### Stated exercise
Repeat, line for line, the entries printed below.

Items from a data source
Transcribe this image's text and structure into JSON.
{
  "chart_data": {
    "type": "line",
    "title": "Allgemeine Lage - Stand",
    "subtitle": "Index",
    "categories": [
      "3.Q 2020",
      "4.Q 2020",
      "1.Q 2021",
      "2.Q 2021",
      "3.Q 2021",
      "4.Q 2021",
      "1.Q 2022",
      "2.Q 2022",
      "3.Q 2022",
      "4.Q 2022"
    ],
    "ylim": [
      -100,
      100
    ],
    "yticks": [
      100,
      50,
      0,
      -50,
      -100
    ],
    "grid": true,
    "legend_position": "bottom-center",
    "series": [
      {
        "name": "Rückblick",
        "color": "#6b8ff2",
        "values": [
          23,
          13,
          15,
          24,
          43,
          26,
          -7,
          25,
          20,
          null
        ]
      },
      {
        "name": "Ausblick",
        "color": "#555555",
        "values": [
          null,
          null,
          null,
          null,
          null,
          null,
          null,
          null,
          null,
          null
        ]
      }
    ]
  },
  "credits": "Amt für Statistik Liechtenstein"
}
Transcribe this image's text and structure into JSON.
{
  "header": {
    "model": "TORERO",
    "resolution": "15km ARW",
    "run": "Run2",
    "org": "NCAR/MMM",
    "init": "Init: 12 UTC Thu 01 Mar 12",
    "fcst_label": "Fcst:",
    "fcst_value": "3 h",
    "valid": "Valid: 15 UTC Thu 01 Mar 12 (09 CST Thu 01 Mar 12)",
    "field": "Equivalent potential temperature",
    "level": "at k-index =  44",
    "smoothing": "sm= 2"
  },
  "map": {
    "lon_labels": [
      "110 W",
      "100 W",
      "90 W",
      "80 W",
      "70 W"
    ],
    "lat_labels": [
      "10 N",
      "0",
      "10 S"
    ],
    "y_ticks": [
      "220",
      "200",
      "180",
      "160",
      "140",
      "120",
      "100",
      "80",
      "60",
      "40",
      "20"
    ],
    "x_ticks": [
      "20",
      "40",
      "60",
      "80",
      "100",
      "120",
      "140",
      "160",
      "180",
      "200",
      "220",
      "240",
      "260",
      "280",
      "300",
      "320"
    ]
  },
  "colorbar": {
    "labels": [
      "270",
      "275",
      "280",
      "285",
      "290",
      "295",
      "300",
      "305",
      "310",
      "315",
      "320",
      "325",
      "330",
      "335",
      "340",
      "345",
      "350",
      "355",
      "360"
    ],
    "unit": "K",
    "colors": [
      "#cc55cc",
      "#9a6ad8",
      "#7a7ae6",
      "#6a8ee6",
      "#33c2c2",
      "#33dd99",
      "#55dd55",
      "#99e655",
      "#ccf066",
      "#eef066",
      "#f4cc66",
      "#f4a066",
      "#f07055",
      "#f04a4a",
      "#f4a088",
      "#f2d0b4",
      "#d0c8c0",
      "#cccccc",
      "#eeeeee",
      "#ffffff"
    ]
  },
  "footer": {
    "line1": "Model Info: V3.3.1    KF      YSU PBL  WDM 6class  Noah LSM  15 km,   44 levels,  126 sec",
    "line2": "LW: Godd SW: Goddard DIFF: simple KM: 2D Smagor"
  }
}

### Answer to the exercise
Transcribe this image's text and structure into JSON.
{
  "chart_data": {
    "type": "line",
    "title": "Allgemeine Lage - Stand",
    "subtitle": "Index",
    "categories": [
      "3.Q 2020",
      "4.Q 2020",
      "1.Q 2021",
      "2.Q 2021",
      "3.Q 2021",
      "4.Q 2021",
      "1.Q 2022",
      "2.Q 2022",
      "3.Q 2022",
      "4.Q 2022"
    ],
    "ylim": [
      -100,
      100
    ],
    "yticks": [
      100,
      50,
      0,
      -50,
      -100
    ],
    "grid": true,
    "legend_position": "bottom-center",
    "series": [
      {
        "name": "Rückblick",
        "color": "#6b8ff2",
        "values": [
          23,
          13,
          15,
          24,
          43,
          26,
          -7,
          25,
          20,
          null
        ]
      },
      {
        "name": "Ausblick",
        "color": "#555555",
        "values": [
          null,
          null,
          null,
          null,
          null,
          null,
          null,
          null,
          null,
          null
        ]
      }
    ]
  },
  "credits": "Amt für Statistik Liechtenstein"
}
Transcribe this image's text and structure into JSON.
{
  "header": {
    "model": "TORERO",
    "resolution": "15km ARW",
    "run": "Run2",
    "org": "NCAR/MMM",
    "init": "Init: 12 UTC Thu 01 Mar 12",
    "fcst_label": "Fcst:",
    "fcst_value": "3 h",
    "valid": "Valid: 15 UTC Thu 01 Mar 12 (09 CST Thu 01 Mar 12)",
    "field": "Equivalent potential temperature",
    "level": "at k-index =  44",
    "smoothing": "sm= 2"
  },
  "map": {
    "lon_labels": [
      "110 W",
      "100 W",
      "90 W",
      "80 W",
      "70 W"
    ],
    "lat_labels": [
      "10 N",
      "0",
      "10 S"
    ],
    "y_ticks": [
      "220",
      "200",
      "180",
      "160",
      "140",
      "120",
      "100",
      "80",
      "60",
      "40",
      "20"
    ],
    "x_ticks": [
      "20",
      "40",
      "60",
      "80",
      "100",
      "120",
      "140",
      "160",
      "180",
      "200",
      "220",
      "240",
      "260",
      "280",
      "300",
      "320"
    ]
  },
  "colorbar": {
    "labels": [
      "270",
      "275",
      "280",
      "285",
      "290",
      "295",
      "300",
      "305",
      "310",
      "315",
      "320",
      "325",
      "330",
      "335",
      "340",
      "345",
      "350",
      "355",
      "360"
    ],
    "unit": "K",
    "colors": [
      "#cc55cc",
      "#9a6ad8",
      "#7a7ae6",
      "#6a8ee6",
      "#33c2c2",
      "#33dd99",
      "#55dd55",
      "#99e655",
      "#ccf066",
      "#eef066",
      "#f4cc66",
      "#f4a066",
      "#f07055",
      "#f04a4a",
      "#f4a088",
      "#f2d0b4",
      "#d0c8c0",
      "#cccccc",
      "#eeeeee",
      "#ffffff"
    ]
  },
  "footer": {
    "line1": "Model Info: V3.3.1    KF      YSU PBL  WDM 6class  Noah LSM  15 km,   44 levels,  126 sec",
    "line2": "LW: Godd SW: Goddard DIFF: simple KM: 2D Smagor"
  }
}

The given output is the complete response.